■ **YOUR TASKS**
a) Translate this sentence from the bug thread into Spanish: "This is blocking me from testing."
b) Answer these questions using the bug thread:
(i) Which host does Corey Shields say the problem is on?
(ii) To whom was the assignee changed from server-ops?
(iii) How many rows does the EXPLAIN output list for the feedback_term table?

644302 - [input-stage] Consistently getting 500 errors / Zeus "Service Unavailable" message

Reporter

Description

•

13 years ago

I'm not sure what changed but I noticed today that I'm getting 500 errors 100% of the time when I go to:

http://m.input.stage.mozilla.com/en-US/beta/

This is blocking me from testing.

Matt Brandt [:mbrandt]

Reporter

Updated

•

13 years ago

Whiteboard: [stage]

Corey Shields [:cshields]

Comment 1

•

13 years ago

Going to let Jake help you with this.

Jake, this is on mrapp-stage02.mozilla.org..  current root password should get you in to put your key in there.

Assignee: server-ops → nmaul

Matt Brandt [:mbrandt]

Reporter

Comment 2

•

13 years ago

Thanks Corey! And Jake .. thank you.

James Socol [:jsocol, :james]

Comment 3

•

13 years ago

If input.stage is using tm-stage01-slave01 you should talk to Dave Miller, too.

Dave Dash [:davedash, :dd] (assign all bugs to mbrandt)

Updated

•

13 years ago

Summary: Consistently getting 500 errors → [input-stage] Consistently getting 500 errors

Stephen Donner [:stephend] Not actively reading bugmail

Updated

•

13 years ago

Summary: [input-stage] Consistently getting 500 errors → [input-stage] Consistently getting 500 errors / Zeus "Service Unavailable" message

Dave Miller [:justdave]

Comment 4

•

13 years ago

So, Jake tells me this query is the one that's blocking things up:

SELECT `feedback_term`.`id`, `feedback_term`.`term`, `feedback_term`.`hidden`,
       COUNT(`feedback_opinion_terms`.`opinion_id`) AS `cnt`
FROM `feedback_term`
     INNER JOIN `feedback_opinion_terms` ON 
                 (`feedback_term`.`id` = `feedback_opinion_terms`.`term_id`) WHERE `feedback_term`.`hidden` = 0
GROUP BY `feedback_term`.`id`
ORDER BY cnt DESC
LIMIT 10;

Explain on that says:

+----+-------------+------------------------+-------+---------------------------------+---------------------------------+---------+------------------------------------------+--------+----------------------------------------------+
| id | select_type | table                  | type  | possible_keys                   | key                             | key_len | ref                                      | rows   | Extra                                        |
+----+-------------+------------------------+-------+---------------------------------+---------------------------------+---------+------------------------------------------+--------+----------------------------------------------+
|  1 | SIMPLE      | feedback_term          | index | PRIMARY                         | PRIMARY                         | 4       | NULL                                     | 467796 | Using where; Using temporary; Using filesort | 
|  1 | SIMPLE      | feedback_opinion_terms | ref   | feedback_opinion_terms_f1e83452 | feedback_opinion_terms_f1e83452 | 4       | input_stage_mozilla_com.feedback_term.id |      5 |                                              | 
+----+-------------+------------------------+-------+---------------------------------+---------------------------------+---------+------------------------------------------+--------+----------------------------------------------+

The "Using where" means there's no applicable key for the WHERE part.  It's using the PRIMARY key as the next best index because the column with the primary key is half of the join condition for the table it's joining to.

■ **PROVIDED DATA**
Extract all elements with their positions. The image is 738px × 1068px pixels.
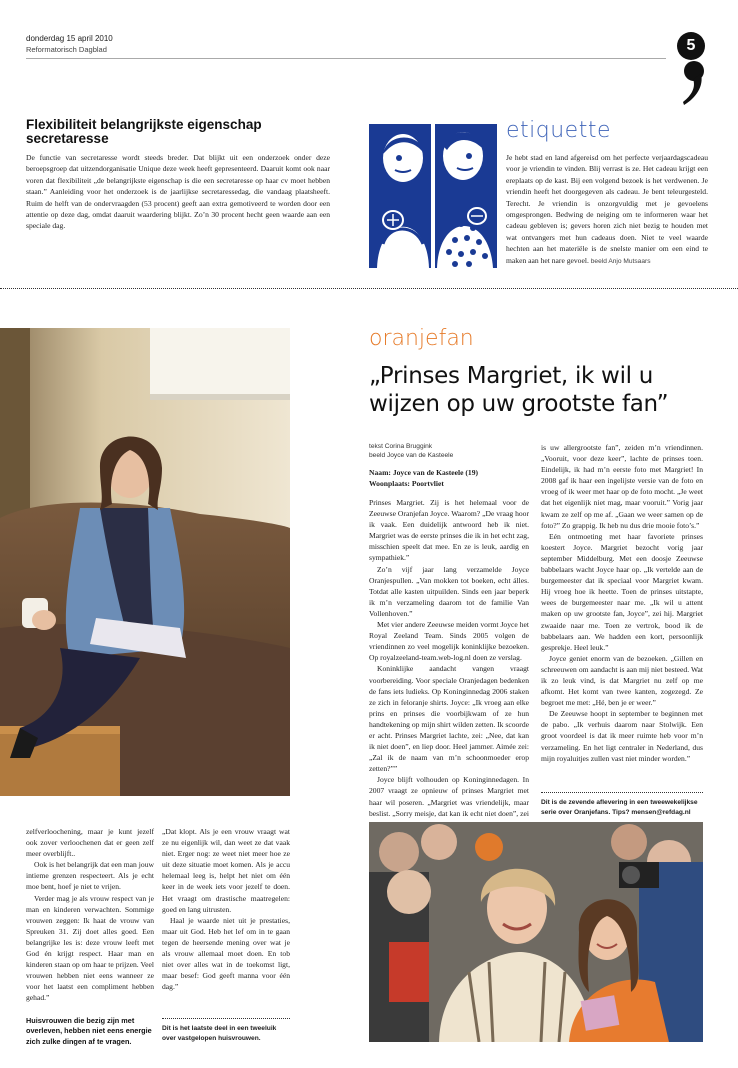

■ **WORKED ANSWERS**
a) Esto me está impidiendo hacer pruebas.

b)
(i) mrapp-stage02.mozilla.org
(ii) nmaul
(iii) 467796